In the data below, find every line with the string "JSON" and pull it out.
::: RAW DATA
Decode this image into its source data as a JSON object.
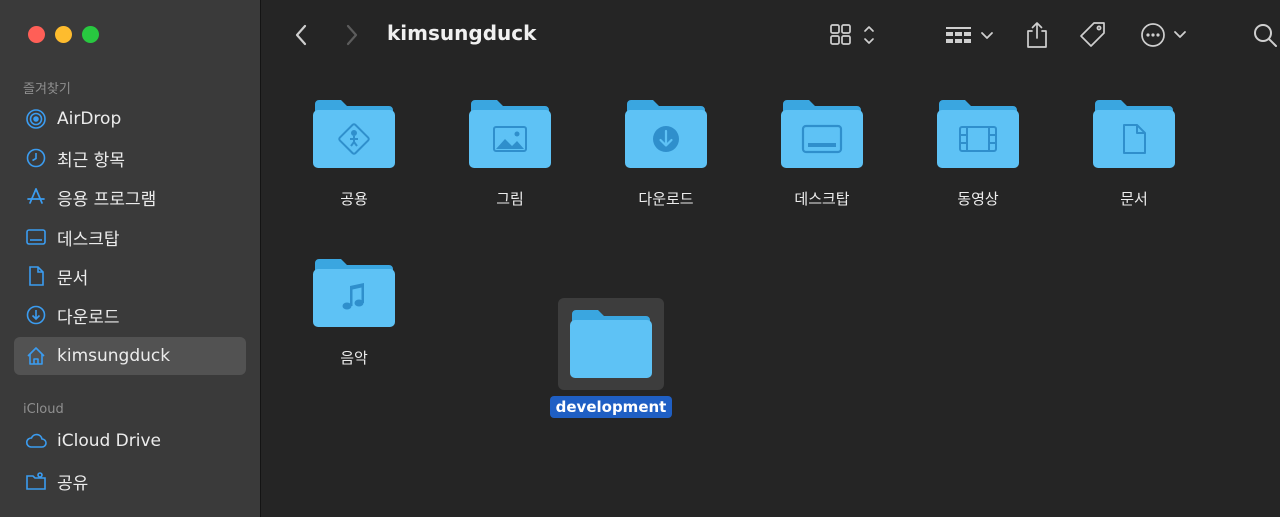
{
  "window": {
    "title": "kimsungduck"
  },
  "sidebar": {
    "favorites_label": "즐겨찾기",
    "icloud_label": "iCloud",
    "favorites": [
      {
        "label": "AirDrop",
        "icon": "airdrop-icon"
      },
      {
        "label": "최근 항목",
        "icon": "clock-icon"
      },
      {
        "label": "응용 프로그램",
        "icon": "applications-icon"
      },
      {
        "label": "데스크탑",
        "icon": "desktop-icon"
      },
      {
        "label": "문서",
        "icon": "document-icon"
      },
      {
        "label": "다운로드",
        "icon": "download-icon"
      },
      {
        "label": "kimsungduck",
        "icon": "home-icon",
        "selected": true
      }
    ],
    "icloud": [
      {
        "label": "iCloud Drive",
        "icon": "cloud-icon"
      },
      {
        "label": "공유",
        "icon": "shared-folder-icon"
      }
    ]
  },
  "files": [
    {
      "name": "공용",
      "glyph": "public"
    },
    {
      "name": "그림",
      "glyph": "pictures"
    },
    {
      "name": "다운로드",
      "glyph": "downloads"
    },
    {
      "name": "데스크탑",
      "glyph": "desktop"
    },
    {
      "name": "동영상",
      "glyph": "movies"
    },
    {
      "name": "문서",
      "glyph": "documents"
    },
    {
      "name": "음악",
      "glyph": "music"
    },
    {
      "name": "development",
      "glyph": "plain",
      "selected": true
    }
  ],
  "colors": {
    "folder": "#5ec2f5",
    "folder_dark": "#3aa6e0",
    "selection": "#1f5fc4"
  }
}
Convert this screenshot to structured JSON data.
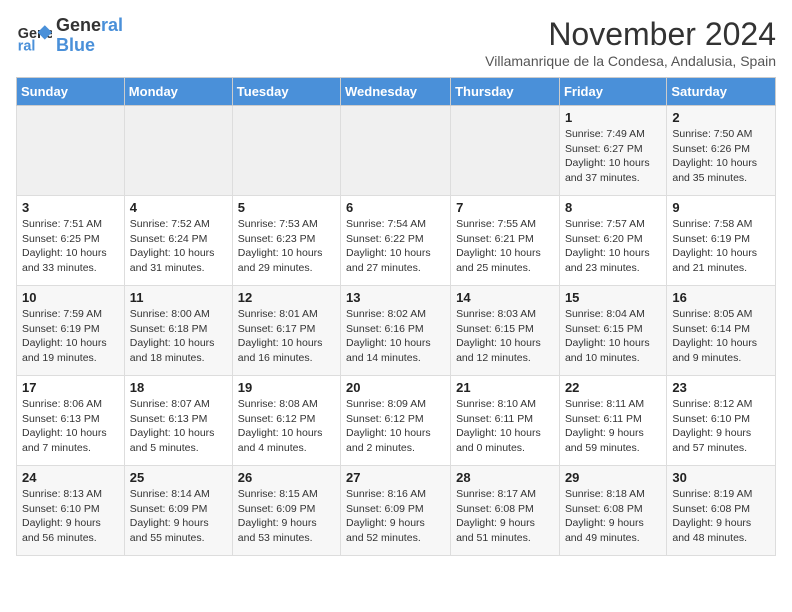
{
  "logo": {
    "line1": "General",
    "line2": "Blue"
  },
  "title": "November 2024",
  "subtitle": "Villamanrique de la Condesa, Andalusia, Spain",
  "headers": [
    "Sunday",
    "Monday",
    "Tuesday",
    "Wednesday",
    "Thursday",
    "Friday",
    "Saturday"
  ],
  "weeks": [
    [
      {
        "day": "",
        "info": ""
      },
      {
        "day": "",
        "info": ""
      },
      {
        "day": "",
        "info": ""
      },
      {
        "day": "",
        "info": ""
      },
      {
        "day": "",
        "info": ""
      },
      {
        "day": "1",
        "info": "Sunrise: 7:49 AM\nSunset: 6:27 PM\nDaylight: 10 hours and 37 minutes."
      },
      {
        "day": "2",
        "info": "Sunrise: 7:50 AM\nSunset: 6:26 PM\nDaylight: 10 hours and 35 minutes."
      }
    ],
    [
      {
        "day": "3",
        "info": "Sunrise: 7:51 AM\nSunset: 6:25 PM\nDaylight: 10 hours and 33 minutes."
      },
      {
        "day": "4",
        "info": "Sunrise: 7:52 AM\nSunset: 6:24 PM\nDaylight: 10 hours and 31 minutes."
      },
      {
        "day": "5",
        "info": "Sunrise: 7:53 AM\nSunset: 6:23 PM\nDaylight: 10 hours and 29 minutes."
      },
      {
        "day": "6",
        "info": "Sunrise: 7:54 AM\nSunset: 6:22 PM\nDaylight: 10 hours and 27 minutes."
      },
      {
        "day": "7",
        "info": "Sunrise: 7:55 AM\nSunset: 6:21 PM\nDaylight: 10 hours and 25 minutes."
      },
      {
        "day": "8",
        "info": "Sunrise: 7:57 AM\nSunset: 6:20 PM\nDaylight: 10 hours and 23 minutes."
      },
      {
        "day": "9",
        "info": "Sunrise: 7:58 AM\nSunset: 6:19 PM\nDaylight: 10 hours and 21 minutes."
      }
    ],
    [
      {
        "day": "10",
        "info": "Sunrise: 7:59 AM\nSunset: 6:19 PM\nDaylight: 10 hours and 19 minutes."
      },
      {
        "day": "11",
        "info": "Sunrise: 8:00 AM\nSunset: 6:18 PM\nDaylight: 10 hours and 18 minutes."
      },
      {
        "day": "12",
        "info": "Sunrise: 8:01 AM\nSunset: 6:17 PM\nDaylight: 10 hours and 16 minutes."
      },
      {
        "day": "13",
        "info": "Sunrise: 8:02 AM\nSunset: 6:16 PM\nDaylight: 10 hours and 14 minutes."
      },
      {
        "day": "14",
        "info": "Sunrise: 8:03 AM\nSunset: 6:15 PM\nDaylight: 10 hours and 12 minutes."
      },
      {
        "day": "15",
        "info": "Sunrise: 8:04 AM\nSunset: 6:15 PM\nDaylight: 10 hours and 10 minutes."
      },
      {
        "day": "16",
        "info": "Sunrise: 8:05 AM\nSunset: 6:14 PM\nDaylight: 10 hours and 9 minutes."
      }
    ],
    [
      {
        "day": "17",
        "info": "Sunrise: 8:06 AM\nSunset: 6:13 PM\nDaylight: 10 hours and 7 minutes."
      },
      {
        "day": "18",
        "info": "Sunrise: 8:07 AM\nSunset: 6:13 PM\nDaylight: 10 hours and 5 minutes."
      },
      {
        "day": "19",
        "info": "Sunrise: 8:08 AM\nSunset: 6:12 PM\nDaylight: 10 hours and 4 minutes."
      },
      {
        "day": "20",
        "info": "Sunrise: 8:09 AM\nSunset: 6:12 PM\nDaylight: 10 hours and 2 minutes."
      },
      {
        "day": "21",
        "info": "Sunrise: 8:10 AM\nSunset: 6:11 PM\nDaylight: 10 hours and 0 minutes."
      },
      {
        "day": "22",
        "info": "Sunrise: 8:11 AM\nSunset: 6:11 PM\nDaylight: 9 hours and 59 minutes."
      },
      {
        "day": "23",
        "info": "Sunrise: 8:12 AM\nSunset: 6:10 PM\nDaylight: 9 hours and 57 minutes."
      }
    ],
    [
      {
        "day": "24",
        "info": "Sunrise: 8:13 AM\nSunset: 6:10 PM\nDaylight: 9 hours and 56 minutes."
      },
      {
        "day": "25",
        "info": "Sunrise: 8:14 AM\nSunset: 6:09 PM\nDaylight: 9 hours and 55 minutes."
      },
      {
        "day": "26",
        "info": "Sunrise: 8:15 AM\nSunset: 6:09 PM\nDaylight: 9 hours and 53 minutes."
      },
      {
        "day": "27",
        "info": "Sunrise: 8:16 AM\nSunset: 6:09 PM\nDaylight: 9 hours and 52 minutes."
      },
      {
        "day": "28",
        "info": "Sunrise: 8:17 AM\nSunset: 6:08 PM\nDaylight: 9 hours and 51 minutes."
      },
      {
        "day": "29",
        "info": "Sunrise: 8:18 AM\nSunset: 6:08 PM\nDaylight: 9 hours and 49 minutes."
      },
      {
        "day": "30",
        "info": "Sunrise: 8:19 AM\nSunset: 6:08 PM\nDaylight: 9 hours and 48 minutes."
      }
    ]
  ]
}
::::::
THE RESULT:
Decode this image into its source data as a JSON object.
Convert this screenshot to structured JSON data.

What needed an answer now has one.